TASK A: Please switch "interactable" to "clickable" in the listing, from its first line up to and including the line containing "local-select[interactable] xyxy=(454,247,554,257)", and leave everything else unchanged.
** begin PROVIDED TEXT **
Description
These empanadas are quick to prepare, versatile in fillings, and perfect for busy weeknights, making them a family favorite that travels well for leftovers.
Ingredients
Dough Ingredients
- 3 cups All purpose flour (Keep flour on hand for rolling)
- 1/2 cup Butter, unsalted (Use cold butter for a tender crust)
- 1/2 tsp Chili powder (Adds flavor to the dough)
- 1/2 cup Water (Add a little more if the dough seems dry)
Filling Ingredients
- 1/4 cup Tomato sauce or paste (Use as a base for the filling)
- 1/2 cup Cheddar or mozzarella cheese (Cheese can be swapped based on preference)
Instructions
Preparation
- In a large bowl, mix the flour and chili powder.
- Cut in the butter until the mixture resembles coarse crumbs.
- Stir in the water and form into a dough.
- Roll out the dough and cut into circles.
Filling and Baking
- Place a small amount of tomato sauce, cheese, and any additional desired fillings on one half of each circle.
** end PROVIDED TEXT **
** begin EXTRACTED MATERIAL **
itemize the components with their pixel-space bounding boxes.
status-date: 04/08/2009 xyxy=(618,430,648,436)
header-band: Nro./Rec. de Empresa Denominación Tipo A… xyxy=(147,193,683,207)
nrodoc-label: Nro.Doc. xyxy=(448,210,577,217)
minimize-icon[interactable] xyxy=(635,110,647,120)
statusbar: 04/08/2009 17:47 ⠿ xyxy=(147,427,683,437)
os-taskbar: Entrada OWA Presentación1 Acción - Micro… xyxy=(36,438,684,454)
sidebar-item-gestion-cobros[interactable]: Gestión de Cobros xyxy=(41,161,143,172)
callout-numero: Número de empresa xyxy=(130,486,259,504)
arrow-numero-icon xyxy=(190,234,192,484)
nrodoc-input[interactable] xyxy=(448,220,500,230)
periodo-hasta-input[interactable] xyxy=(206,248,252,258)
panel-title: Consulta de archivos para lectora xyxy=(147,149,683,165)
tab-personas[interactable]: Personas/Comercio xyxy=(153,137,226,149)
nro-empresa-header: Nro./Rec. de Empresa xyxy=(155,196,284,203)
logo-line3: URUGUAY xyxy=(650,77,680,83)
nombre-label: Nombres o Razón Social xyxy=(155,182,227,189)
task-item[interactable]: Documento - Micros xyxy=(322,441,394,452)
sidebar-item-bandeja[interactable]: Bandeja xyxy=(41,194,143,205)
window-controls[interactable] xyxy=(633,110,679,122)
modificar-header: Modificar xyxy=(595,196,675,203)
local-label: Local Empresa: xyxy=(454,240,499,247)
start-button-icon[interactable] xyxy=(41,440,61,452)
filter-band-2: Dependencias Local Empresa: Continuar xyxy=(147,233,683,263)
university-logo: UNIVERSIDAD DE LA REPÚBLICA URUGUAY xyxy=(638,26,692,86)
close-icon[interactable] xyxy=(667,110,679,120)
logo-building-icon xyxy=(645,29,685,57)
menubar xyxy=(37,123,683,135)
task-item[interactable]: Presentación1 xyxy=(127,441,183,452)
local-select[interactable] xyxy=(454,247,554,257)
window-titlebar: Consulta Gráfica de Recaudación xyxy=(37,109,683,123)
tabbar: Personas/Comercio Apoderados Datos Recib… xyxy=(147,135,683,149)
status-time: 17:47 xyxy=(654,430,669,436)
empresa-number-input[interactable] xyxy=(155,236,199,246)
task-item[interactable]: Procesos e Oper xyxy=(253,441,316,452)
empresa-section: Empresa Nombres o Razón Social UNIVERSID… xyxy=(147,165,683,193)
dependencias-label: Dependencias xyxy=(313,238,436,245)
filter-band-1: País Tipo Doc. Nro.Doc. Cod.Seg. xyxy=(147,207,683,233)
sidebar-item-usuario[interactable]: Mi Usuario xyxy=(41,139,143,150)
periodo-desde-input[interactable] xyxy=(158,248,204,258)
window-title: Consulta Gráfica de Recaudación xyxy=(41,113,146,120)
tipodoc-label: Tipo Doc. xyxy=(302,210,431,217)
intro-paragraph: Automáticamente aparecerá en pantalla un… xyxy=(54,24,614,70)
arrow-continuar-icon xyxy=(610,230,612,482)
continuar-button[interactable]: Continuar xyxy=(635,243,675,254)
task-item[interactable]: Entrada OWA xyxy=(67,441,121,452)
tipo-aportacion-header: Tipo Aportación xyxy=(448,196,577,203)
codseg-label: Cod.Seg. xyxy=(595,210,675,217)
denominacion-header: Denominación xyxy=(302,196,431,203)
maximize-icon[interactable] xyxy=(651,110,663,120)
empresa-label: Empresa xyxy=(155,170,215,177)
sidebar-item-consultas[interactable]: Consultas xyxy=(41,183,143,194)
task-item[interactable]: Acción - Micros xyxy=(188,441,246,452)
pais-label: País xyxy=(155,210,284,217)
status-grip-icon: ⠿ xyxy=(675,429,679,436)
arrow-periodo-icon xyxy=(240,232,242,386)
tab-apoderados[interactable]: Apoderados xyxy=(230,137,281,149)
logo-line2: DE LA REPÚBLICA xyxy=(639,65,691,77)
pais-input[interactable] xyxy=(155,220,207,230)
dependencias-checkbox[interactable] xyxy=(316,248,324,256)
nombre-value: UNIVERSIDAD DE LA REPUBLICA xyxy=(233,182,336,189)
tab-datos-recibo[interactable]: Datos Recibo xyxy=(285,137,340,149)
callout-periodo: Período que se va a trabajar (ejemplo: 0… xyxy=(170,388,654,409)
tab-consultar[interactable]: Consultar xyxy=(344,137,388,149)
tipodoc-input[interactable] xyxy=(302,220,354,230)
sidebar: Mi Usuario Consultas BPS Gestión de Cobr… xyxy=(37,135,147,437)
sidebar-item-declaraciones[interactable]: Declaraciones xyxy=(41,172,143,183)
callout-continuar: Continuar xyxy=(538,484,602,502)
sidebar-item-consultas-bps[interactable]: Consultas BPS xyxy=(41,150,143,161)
** end EXTRACTED MATERIAL **
TASK B: Restate the empanada recipe word for word.

OUTPUT A:
itemize the components with their pixel-space bounding boxes.
status-date: 04/08/2009 xyxy=(618,430,648,436)
header-band: Nro./Rec. de Empresa Denominación Tipo A… xyxy=(147,193,683,207)
nrodoc-label: Nro.Doc. xyxy=(448,210,577,217)
minimize-icon[clickable] xyxy=(635,110,647,120)
statusbar: 04/08/2009 17:47 ⠿ xyxy=(147,427,683,437)
os-taskbar: Entrada OWA Presentación1 Acción - Micro… xyxy=(36,438,684,454)
sidebar-item-gestion-cobros[clickable]: Gestión de Cobros xyxy=(41,161,143,172)
callout-numero: Número de empresa xyxy=(130,486,259,504)
arrow-numero-icon xyxy=(190,234,192,484)
nrodoc-input[clickable] xyxy=(448,220,500,230)
periodo-hasta-input[clickable] xyxy=(206,248,252,258)
panel-title: Consulta de archivos para lectora xyxy=(147,149,683,165)
tab-personas[clickable]: Personas/Comercio xyxy=(153,137,226,149)
nro-empresa-header: Nro./Rec. de Empresa xyxy=(155,196,284,203)
logo-line3: URUGUAY xyxy=(650,77,680,83)
nombre-label: Nombres o Razón Social xyxy=(155,182,227,189)
task-item[clickable]: Documento - Micros xyxy=(322,441,394,452)
sidebar-item-bandeja[clickable]: Bandeja xyxy=(41,194,143,205)
window-controls[clickable] xyxy=(633,110,679,122)
modificar-header: Modificar xyxy=(595,196,675,203)
local-label: Local Empresa: xyxy=(454,240,499,247)
start-button-icon[clickable] xyxy=(41,440,61,452)
filter-band-2: Dependencias Local Empresa: Continuar xyxy=(147,233,683,263)
university-logo: UNIVERSIDAD DE LA REPÚBLICA URUGUAY xyxy=(638,26,692,86)
close-icon[clickable] xyxy=(667,110,679,120)
logo-building-icon xyxy=(645,29,685,57)
menubar xyxy=(37,123,683,135)
task-item[clickable]: Presentación1 xyxy=(127,441,183,452)
local-select[clickable] xyxy=(454,247,554,257)

OUTPUT B:
Description
These empanadas are quick to prepare, versatile in fillings, and perfect for busy weeknights, making them a family favorite that travels well for leftovers.
Ingredients
Dough Ingredients
- 3 cups All purpose flour (Keep flour on hand for rolling)
- 1/2 cup Butter, unsalted (Use cold butter for a tender crust)
- 1/2 tsp Chili powder (Adds flavor to the dough)
- 1/2 cup Water (Add a little more if the dough seems dry)
Filling Ingredients
- 1/4 cup Tomato sauce or paste (Use as a base for the filling)
- 1/2 cup Cheddar or mozzarella cheese (Cheese can be swapped based on preference)
Instructions
Preparation
- In a large bowl, mix the flour and chili powder.
- Cut in the butter until the mixture resembles coarse crumbs.
- Stir in the water and form into a dough.
- Roll out the dough and cut into circles.
Filling and Baking
- Place a small amount of tomato sauce, cheese, and any additional desired fillings on one half of each circle.